### GIVEN REQUEST
Quote, exactly, the line holding "Give me the" and all lines after it to the end of the records below. Exclude pictures.

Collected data
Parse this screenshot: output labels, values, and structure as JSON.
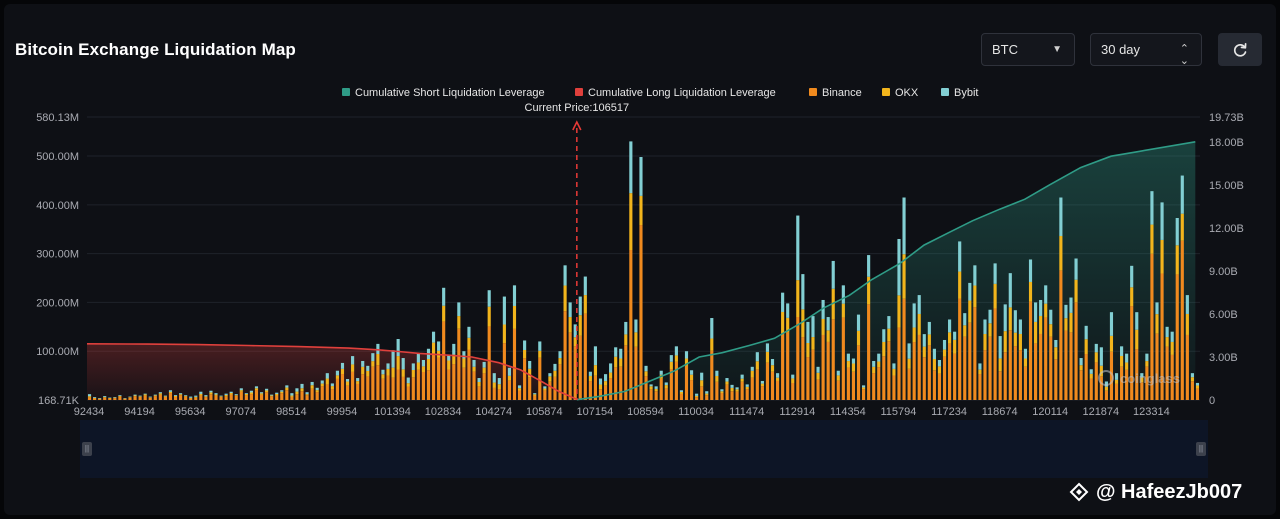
{
  "header": {
    "title": "Bitcoin Exchange Liquidation Map",
    "coin_select": "BTC",
    "range_select": "30 day"
  },
  "watermark": {
    "text": "@ HafeezJb007",
    "logo": "coinglass"
  },
  "colors": {
    "short_line": "#2f9c87",
    "long_line": "#e0403c",
    "binance": "#f08a1e",
    "okx": "#f2b51c",
    "bybit": "#82cfd3",
    "price_line": "#e83a36"
  },
  "chart_data": {
    "type": "bar",
    "current_price_label": "Current Price:106517",
    "current_price": 106517,
    "legend": [
      "Cumulative Short Liquidation Leverage",
      "Cumulative Long Liquidation Leverage",
      "Binance",
      "OKX",
      "Bybit"
    ],
    "legend_position": "top-center",
    "x_tick_labels": [
      "92434",
      "94194",
      "95634",
      "97074",
      "98514",
      "99954",
      "101394",
      "102834",
      "104274",
      "105874",
      "107154",
      "108594",
      "110034",
      "111474",
      "112914",
      "114354",
      "115794",
      "117234",
      "118674",
      "120114",
      "121874",
      "123314"
    ],
    "x_range": [
      92434,
      124434
    ],
    "y_left_ticks": [
      "580.13M",
      "500.00M",
      "400.00M",
      "300.00M",
      "200.00M",
      "100.00M",
      "168.71K"
    ],
    "y_left_range_m": [
      0,
      580
    ],
    "y_right_ticks": [
      "19.73B",
      "18.00B",
      "15.00B",
      "12.00B",
      "9.00B",
      "6.00B",
      "3.00B",
      "0"
    ],
    "y_right_range_b": [
      0,
      19.73
    ],
    "grid": true,
    "bar_totals_m": [
      12,
      6,
      4,
      8,
      5,
      6,
      10,
      4,
      7,
      11,
      9,
      13,
      7,
      11,
      16,
      9,
      20,
      10,
      14,
      10,
      7,
      9,
      17,
      10,
      19,
      14,
      9,
      13,
      17,
      12,
      24,
      14,
      19,
      28,
      16,
      23,
      11,
      15,
      20,
      30,
      14,
      24,
      33,
      16,
      37,
      25,
      40,
      55,
      34,
      60,
      76,
      43,
      90,
      45,
      80,
      70,
      96,
      115,
      62,
      75,
      102,
      125,
      86,
      46,
      75,
      95,
      82,
      105,
      140,
      120,
      230,
      92,
      115,
      200,
      100,
      150,
      82,
      45,
      78,
      225,
      55,
      45,
      212,
      66,
      235,
      30,
      122,
      80,
      14,
      120,
      28,
      55,
      74,
      100,
      276,
      200,
      155,
      212,
      253,
      58,
      110,
      44,
      53,
      75,
      108,
      105,
      160,
      530,
      165,
      498,
      70,
      32,
      28,
      60,
      36,
      92,
      110,
      20,
      100,
      61,
      13,
      56,
      18,
      168,
      60,
      22,
      45,
      31,
      26,
      52,
      32,
      68,
      98,
      39,
      116,
      84,
      55,
      220,
      198,
      52,
      378,
      258,
      160,
      172,
      68,
      205,
      170,
      285,
      60,
      235,
      95,
      85,
      175,
      30,
      297,
      80,
      95,
      145,
      172,
      75,
      330,
      415,
      116,
      198,
      215,
      135,
      160,
      105,
      82,
      123,
      165,
      140,
      325,
      178,
      240,
      276,
      75,
      165,
      185,
      280,
      131,
      196,
      260,
      184,
      165,
      105,
      288,
      200,
      205,
      235,
      185,
      123,
      415,
      195,
      210,
      290,
      86,
      152,
      63,
      115,
      108,
      38,
      180,
      55,
      110,
      95,
      275,
      180,
      55,
      95,
      428,
      200,
      405,
      150,
      140,
      373,
      460,
      215,
      55,
      35
    ],
    "bar_binance_share": [
      0.45,
      0.5,
      0.55,
      0.6,
      0.62,
      0.65,
      0.7,
      0.58,
      0.66,
      0.72,
      0.7,
      0.68,
      0.64,
      0.73,
      0.66,
      0.69,
      0.71,
      0.62,
      0.7,
      0.67
    ],
    "bar_okx_share": [
      0.2,
      0.22,
      0.18,
      0.15,
      0.2,
      0.16,
      0.14,
      0.22,
      0.18,
      0.12,
      0.14,
      0.2,
      0.17,
      0.13,
      0.19,
      0.16,
      0.12,
      0.2,
      0.15,
      0.18
    ],
    "cumulative_long_b": [
      3.92,
      3.9,
      3.86,
      3.8,
      3.72,
      3.62,
      3.5,
      3.38,
      3.25,
      3.12,
      3.0,
      2.6,
      2.1,
      1.3,
      0.6,
      0.05
    ],
    "cumulative_long_x": [
      92434,
      94194,
      95634,
      97074,
      98514,
      99954,
      100800,
      101394,
      102000,
      102834,
      103500,
      104274,
      104900,
      105500,
      106000,
      106517
    ],
    "cumulative_short_b": [
      0.02,
      0.25,
      0.6,
      1.3,
      2.0,
      3.0,
      3.3,
      3.8,
      4.3,
      5.3,
      6.4,
      7.3,
      8.4,
      9.5,
      10.8,
      11.7,
      12.5,
      13.3,
      14.0,
      15.0,
      16.2,
      17.0,
      17.3,
      18.0
    ],
    "cumulative_short_x": [
      106517,
      107154,
      107900,
      108594,
      109300,
      110034,
      110700,
      111474,
      112200,
      112914,
      113600,
      114354,
      115000,
      115794,
      116500,
      117234,
      117900,
      118674,
      119400,
      120114,
      121000,
      121874,
      122600,
      124300
    ]
  }
}
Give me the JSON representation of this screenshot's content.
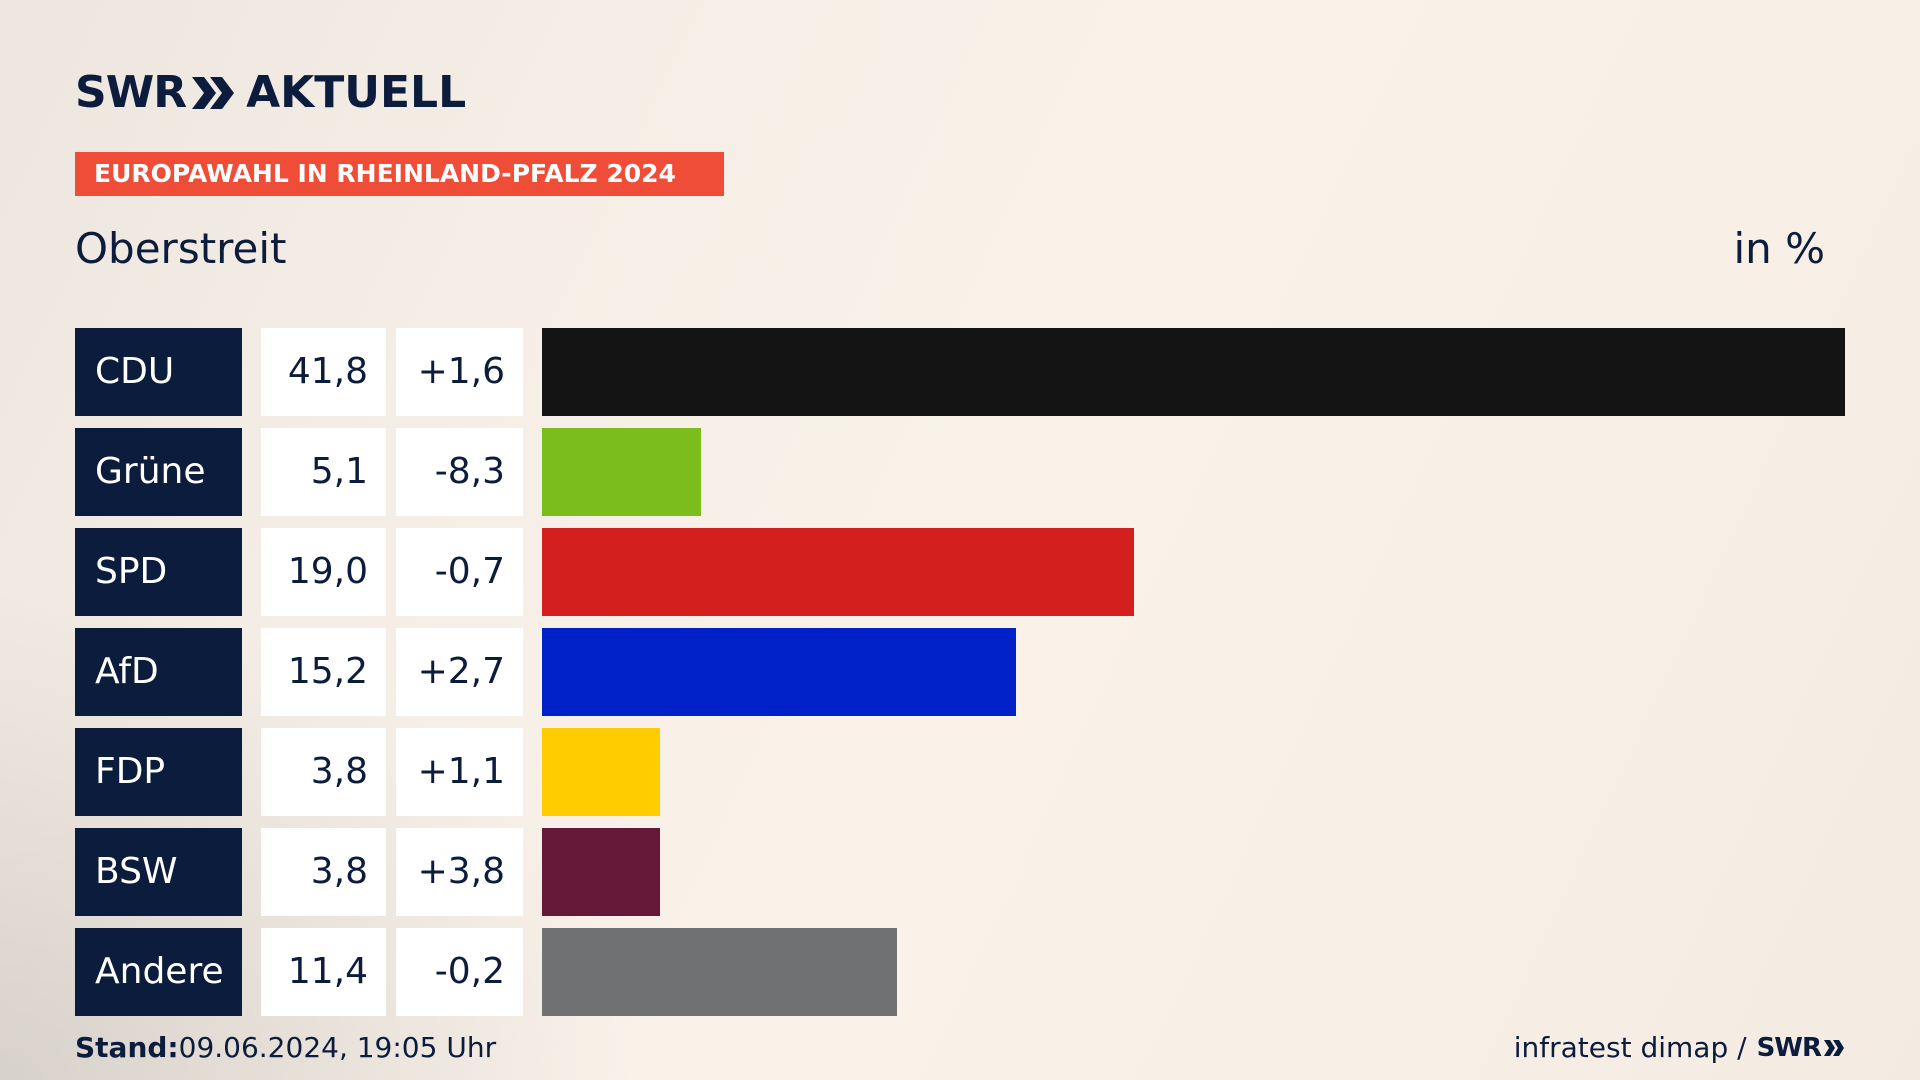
{
  "brand": {
    "swr": "SWR",
    "product": "AKTUELL"
  },
  "banner": "EUROPAWAHL IN RHEINLAND-PFALZ 2024",
  "place": "Oberstreit",
  "unit": "in %",
  "colors": {
    "navy": "#0c1c3c",
    "banner": "#f04d38"
  },
  "chart_data": {
    "type": "bar",
    "orientation": "horizontal",
    "categories": [
      "CDU",
      "Grüne",
      "SPD",
      "AfD",
      "FDP",
      "BSW",
      "Andere"
    ],
    "values": [
      41.8,
      5.1,
      19.0,
      15.2,
      3.8,
      3.8,
      11.4
    ],
    "value_labels": [
      "41,8",
      "5,1",
      "19,0",
      "15,2",
      "3,8",
      "3,8",
      "11,4"
    ],
    "diff_labels": [
      "+1,6",
      "-8,3",
      "-0,7",
      "+2,7",
      "+1,1",
      "+3,8",
      "-0,2"
    ],
    "bar_colors": [
      "#141414",
      "#7bbd1c",
      "#d41f1f",
      "#0021c7",
      "#ffcc00",
      "#661839",
      "#707173"
    ],
    "xlim": [
      0,
      41.8
    ],
    "grid": false,
    "legend": "none"
  },
  "footer": {
    "stand_label": "Stand:",
    "stand_value": "09.06.2024, 19:05 Uhr",
    "source": "infratest dimap /",
    "source_brand": "SWR"
  }
}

### TASK RESPONSE
Give me the JSON representation of this screenshot's content.
{
  "brand": {
    "swr": "SWR",
    "product": "AKTUELL"
  },
  "banner": "EUROPAWAHL IN RHEINLAND-PFALZ 2024",
  "place": "Oberstreit",
  "unit": "in %",
  "colors": {
    "navy": "#0c1c3c",
    "banner": "#f04d38"
  },
  "chart_data": {
    "type": "bar",
    "orientation": "horizontal",
    "categories": [
      "CDU",
      "Grüne",
      "SPD",
      "AfD",
      "FDP",
      "BSW",
      "Andere"
    ],
    "values": [
      41.8,
      5.1,
      19.0,
      15.2,
      3.8,
      3.8,
      11.4
    ],
    "value_labels": [
      "41,8",
      "5,1",
      "19,0",
      "15,2",
      "3,8",
      "3,8",
      "11,4"
    ],
    "diff_labels": [
      "+1,6",
      "-8,3",
      "-0,7",
      "+2,7",
      "+1,1",
      "+3,8",
      "-0,2"
    ],
    "bar_colors": [
      "#141414",
      "#7bbd1c",
      "#d41f1f",
      "#0021c7",
      "#ffcc00",
      "#661839",
      "#707173"
    ],
    "xlim": [
      0,
      41.8
    ],
    "grid": false,
    "legend": "none"
  },
  "footer": {
    "stand_label": "Stand:",
    "stand_value": "09.06.2024, 19:05 Uhr",
    "source": "infratest dimap /",
    "source_brand": "SWR"
  }
}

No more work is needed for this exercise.